Exercise instructions: Each line of the material below that holds the word "Immediately" needs to be copied.

-- Start Data for this task --

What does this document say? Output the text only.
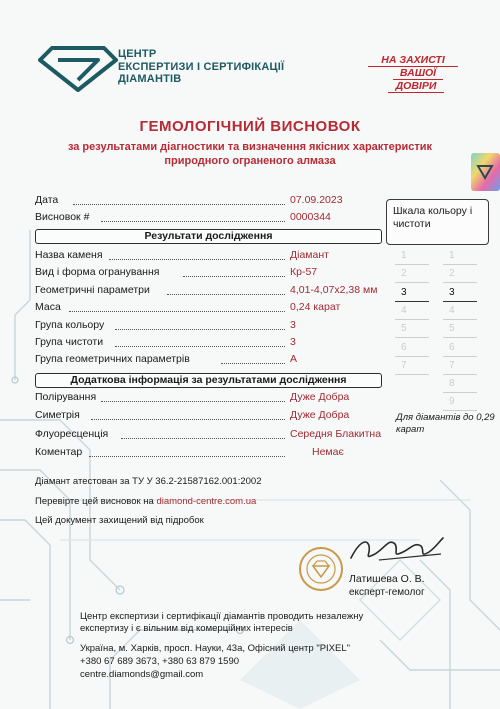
ЦЕНТР
ЕКСПЕРТИЗИ І СЕРТИФІКАЦІЇ
ДІАМАНТІВ
НА ЗАХИСТІ
ВАШОЇ
ДОВІРИ
ГЕМОЛОГІЧНИЙ ВИСНОВОК
за результатами діагностики та визначення якісних характеристик
природного ограненого алмаза
Дата	07.09.2023
Висновок #	0000344
Результати дослідження
Назва каменя	Діамант
Вид і форма огранування	Кр-57
Геометричні параметри	4,01-4,07x2,38 мм
Маса	0,24 карат
Група кольору	3
Група чистоти	3
Група геометричних параметрів	A
Додаткова інформація за результатами дослідження
Полірування	Дуже Добра
Симетрія	Дуже Добра
Флуоресценція	Середня Блакитна
Коментар	Немає
Шкала кольору і чистоти
1
2
3
4
5
6
7
1
2
3
4
5
6
7
8
9
Для діамантів до 0,29 карат
Діамант атестован за ТУ У 36.2-21587162.001:2002
Перевірте цей висновок на diamond-centre.com.ua
Цей документ захищений від підробок
Латишева О. В.
експерт-гемолог
Центр експертизи і сертифікації діамантів проводить незалежну
експертизу і є вільним від комерційних інтересів
Україна, м. Харків, просп. Науки, 43а, Офісний центр "PIXEL"
+380 67 689 3673, +380 63 879 1590
centre.diamonds@gmail.com
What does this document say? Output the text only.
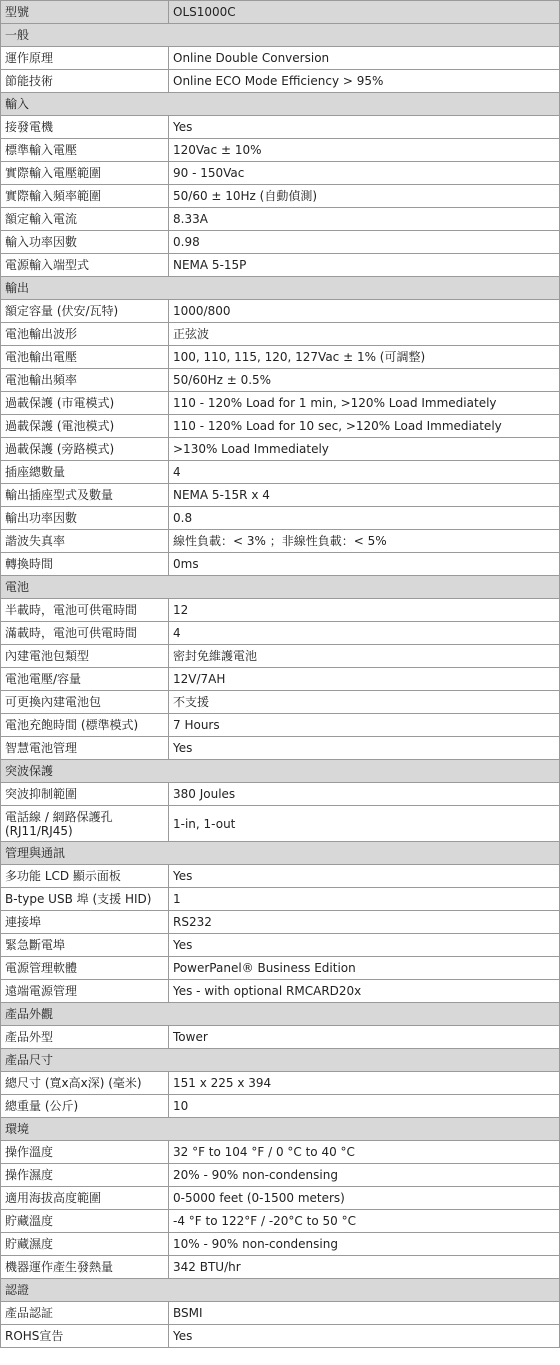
型號	OLS1000C
一般	
運作原理	Online Double Conversion
節能技術	Online ECO Mode Efficiency > 95%
輸入	
接發電機	Yes
標準輸入電壓	120Vac ± 10%
實際輸入電壓範圍	90 - 150Vac
實際輸入頻率範圍	50/60 ± 10Hz (自動偵測)
額定輸入電流	8.33A
輸入功率因數	0.98
電源輸入端型式	NEMA 5-15P
輸出	
額定容量 (伏安/瓦特)	1000/800
電池輸出波形	正弦波
電池輸出電壓	100, 110, 115, 120, 127Vac ± 1% (可調整)
電池輸出頻率	50/60Hz ± 0.5%
過載保護 (市電模式)	110 - 120% Load for 1 min, >120% Load Immediately
過載保護 (電池模式)	110 - 120% Load for 10 sec, >120% Load Immediately
過載保護 (旁路模式)	>130% Load Immediately
插座總數量	4
輸出插座型式及數量	NEMA 5-15R x 4
輸出功率因數	0.8
諧波失真率	線性負載：< 3% ；非線性負載：< 5%
轉換時間	0ms
電池	
半載時，電池可供電時間	12
滿載時，電池可供電時間	4
內建電池包類型	密封免維護電池
電池電壓/容量	12V/7AH
可更換內建電池包	不支援
電池充飽時間 (標準模式)	7 Hours
智慧電池管理	Yes
突波保護	
突波抑制範圍	380 Joules
電話線 / 網路保護孔 (RJ11/RJ45)	1-in, 1-out
管理與通訊	
多功能 LCD 顯示面板	Yes
B-type USB 埠 (支援 HID)	1
連接埠	RS232
緊急斷電埠	Yes
電源管理軟體	PowerPanel® Business Edition
遠端電源管理	Yes - with optional RMCARD20x
產品外觀	
產品外型	Tower
產品尺寸	
總尺寸 (寬x高x深) (毫米)	151 x 225 x 394
總重量 (公斤)	10
環境	
操作溫度	32 °F to 104 °F / 0 °C to 40 °C
操作濕度	20% - 90% non-condensing
適用海拔高度範圍	0-5000 feet (0-1500 meters)
貯藏溫度	-4 °F to 122°F / -20°C to 50 °C
貯藏濕度	10% - 90% non-condensing
機器運作產生發熱量	342 BTU/hr
認證	
產品認証	BSMI
ROHS宣告	Yes
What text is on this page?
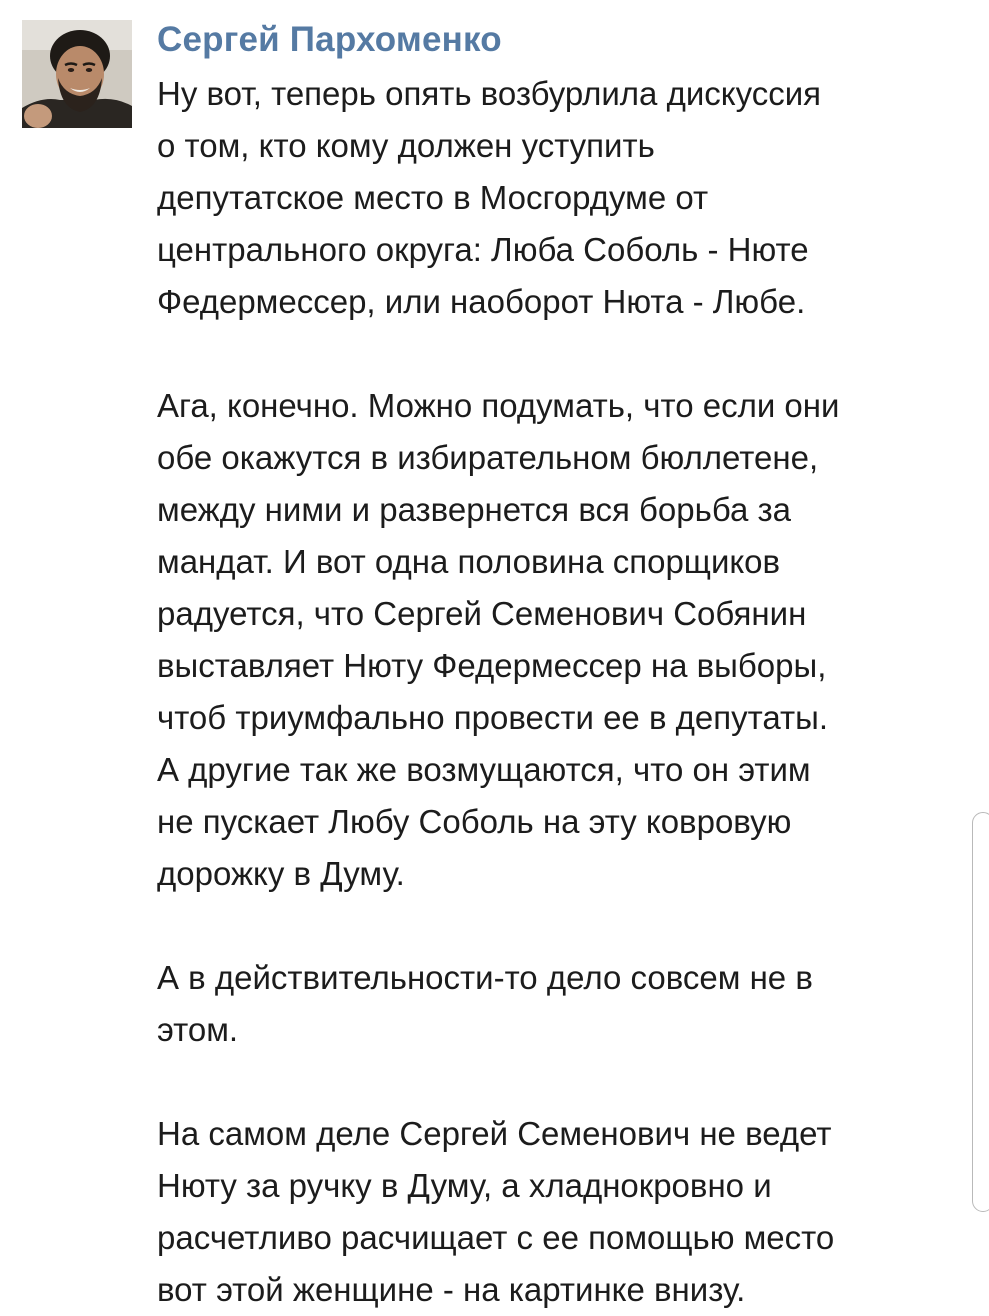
Сергей Пархоменко
Ну вот, теперь опять возбурлила дискуссия
о том, кто кому должен уступить
депутатское место в Мосгордуме от
центрального округа: Люба Соболь - Нюте
Федермессер, или наоборот Нюта - Любе.
Ага, конечно. Можно подумать, что если они
обе окажутся в избирательном бюллетене,
между ними и развернется вся борьба за
мандат. И вот одна половина спорщиков
радуется, что Сергей Семенович Собянин
выставляет Нюту Федермессер на выборы,
чтоб триумфально провести ее в депутаты.
А другие так же возмущаются, что он этим
не пускает Любу Соболь на эту ковровую
дорожку в Думу.
А в действительности-то дело совсем не в
этом.
На самом деле Сергей Семенович не ведет
Нюту за ручку в Думу, а хладнокровно и
расчетливо расчищает с ее помощью место
вот этой женщине - на картинке внизу.
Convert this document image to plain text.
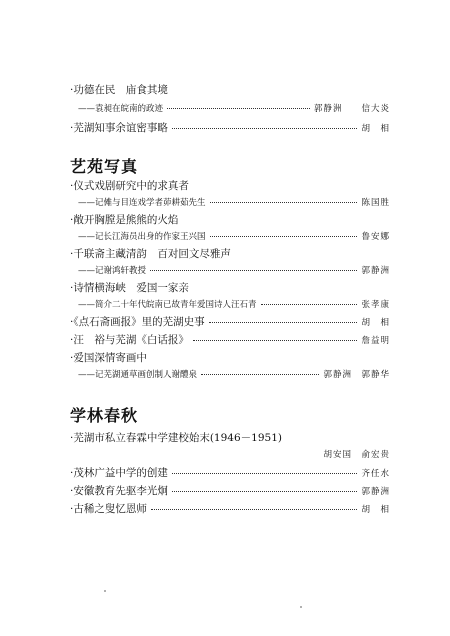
·功德在民　庙食其境
——袁昶在皖南的政迹	郭静洲　　信大炎
·芜湖知事余谊密事略	胡　相
艺苑写真
·仪式戏剧研究中的求真者
——记傩与目连戏学者茆耕茹先生	陈国胜
·敞开胸膛是熊熊的火焰
——记长江海员出身的作家王兴国	鲁安娜
·千联斋主藏清韵　百对回文尽雅声
——记谢鸿轩教授	郭静洲
·诗情横海峡　爱国一家亲
——简介二十年代皖南已故青年爱国诗人汪石青	张孝康
·《点石斋画报》里的芜湖史事	胡　相
·汪　裕与芜湖《白话报》	詹益明
·爱国深情寄画中
——记芜湖通草画创制人谢醴泉	郭静洲　郭静华
学林春秋
·芜湖市私立春霖中学建校始末(1946－1951)
胡安国　俞宏贵
·茂林广益中学的创建	齐任水
·安徽教育先驱李光炯	郭静洲
·古稀之叟忆恩师	胡　相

-- End Data for this task --

Solution to the exercise:
過載保護 (市電模式)	110 - 120% Load for 1 min, >120% Load Immediately
過載保護 (電池模式)	110 - 120% Load for 10 sec, >120% Load Immediately
過載保護 (旁路模式)	>130% Load Immediately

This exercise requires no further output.